━━━ PROVIDED RECORDS ━━━
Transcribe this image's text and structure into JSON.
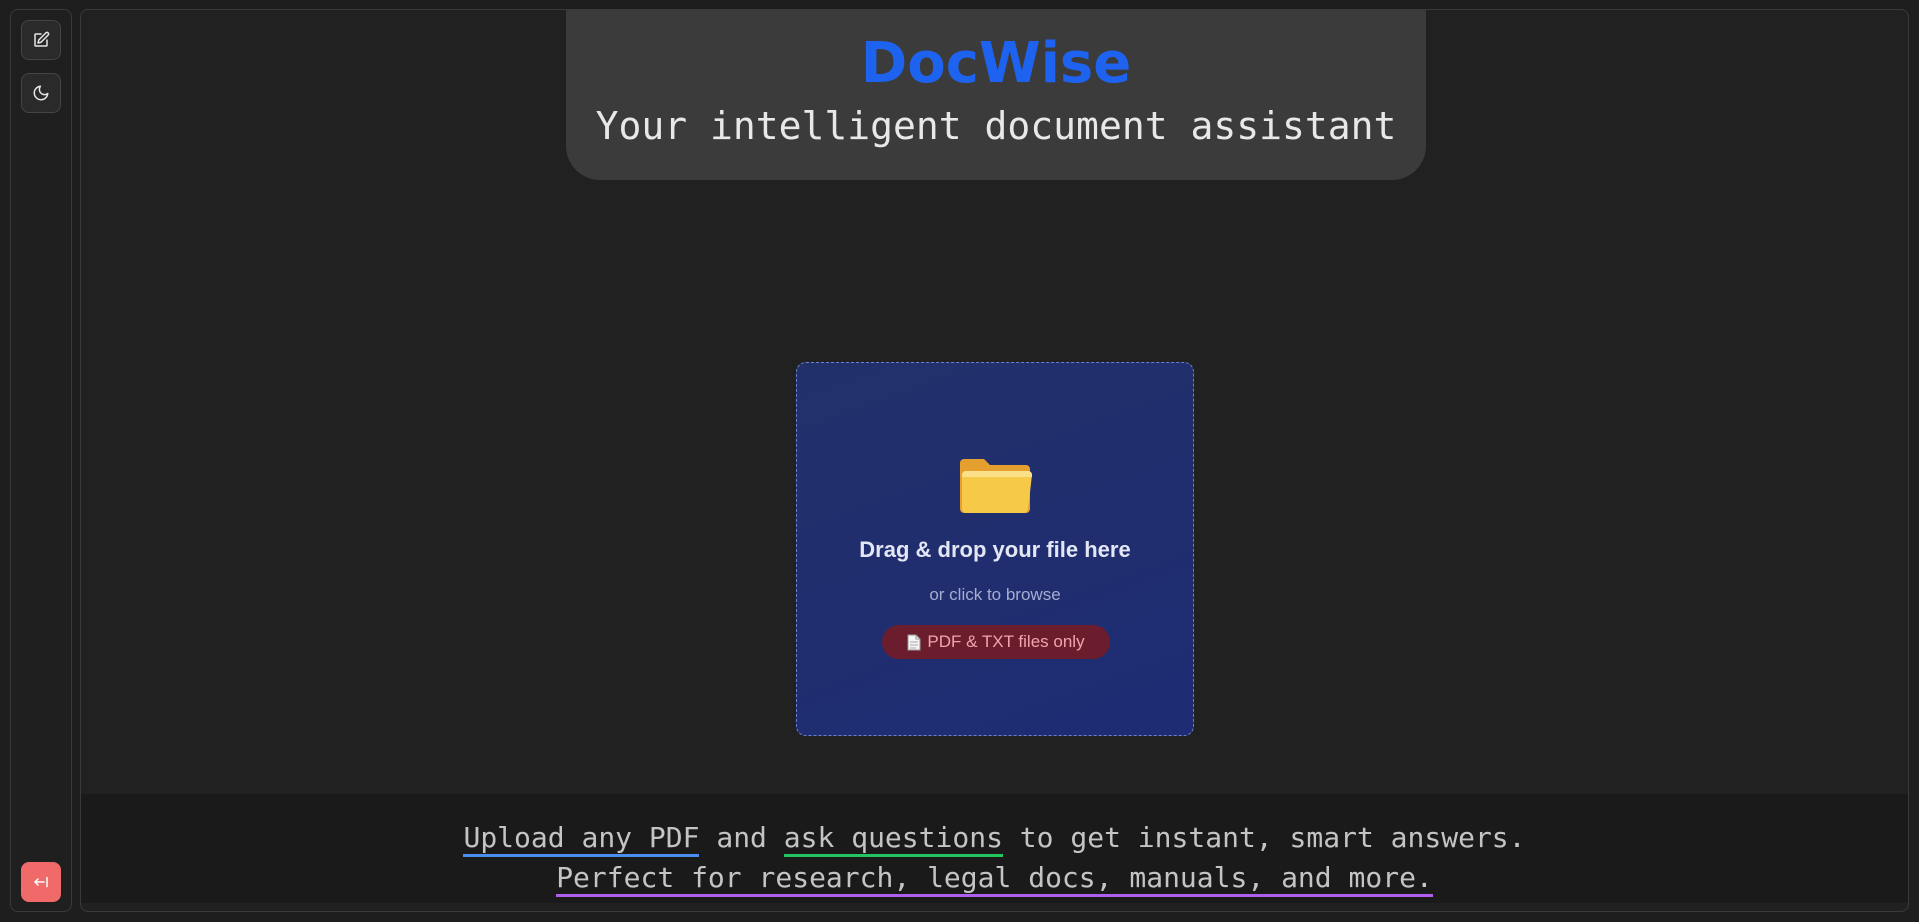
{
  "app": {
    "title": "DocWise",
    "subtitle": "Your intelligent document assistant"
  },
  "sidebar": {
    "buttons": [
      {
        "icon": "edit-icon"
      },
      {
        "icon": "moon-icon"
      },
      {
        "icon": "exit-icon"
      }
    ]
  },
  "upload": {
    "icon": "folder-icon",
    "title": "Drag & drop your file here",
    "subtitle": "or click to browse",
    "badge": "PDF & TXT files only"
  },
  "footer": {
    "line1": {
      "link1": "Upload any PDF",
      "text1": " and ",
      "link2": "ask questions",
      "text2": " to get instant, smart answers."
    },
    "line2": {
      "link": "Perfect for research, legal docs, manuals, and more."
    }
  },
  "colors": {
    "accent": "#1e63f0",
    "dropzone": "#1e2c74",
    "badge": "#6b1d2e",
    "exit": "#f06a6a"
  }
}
━━━
WHAT YOU HAVE TO DO: Copy the records above exactly. The pictures are not part of the copy.

SOLUTION TO THE EXERCISE:
Transcribe this image's text and structure into JSON.
{
  "app": {
    "title": "DocWise",
    "subtitle": "Your intelligent document assistant"
  },
  "sidebar": {
    "buttons": [
      {
        "icon": "edit-icon"
      },
      {
        "icon": "moon-icon"
      },
      {
        "icon": "exit-icon"
      }
    ]
  },
  "upload": {
    "icon": "folder-icon",
    "title": "Drag & drop your file here",
    "subtitle": "or click to browse",
    "badge": "PDF & TXT files only"
  },
  "footer": {
    "line1": {
      "link1": "Upload any PDF",
      "text1": " and ",
      "link2": "ask questions",
      "text2": " to get instant, smart answers."
    },
    "line2": {
      "link": "Perfect for research, legal docs, manuals, and more."
    }
  },
  "colors": {
    "accent": "#1e63f0",
    "dropzone": "#1e2c74",
    "badge": "#6b1d2e",
    "exit": "#f06a6a"
  }
}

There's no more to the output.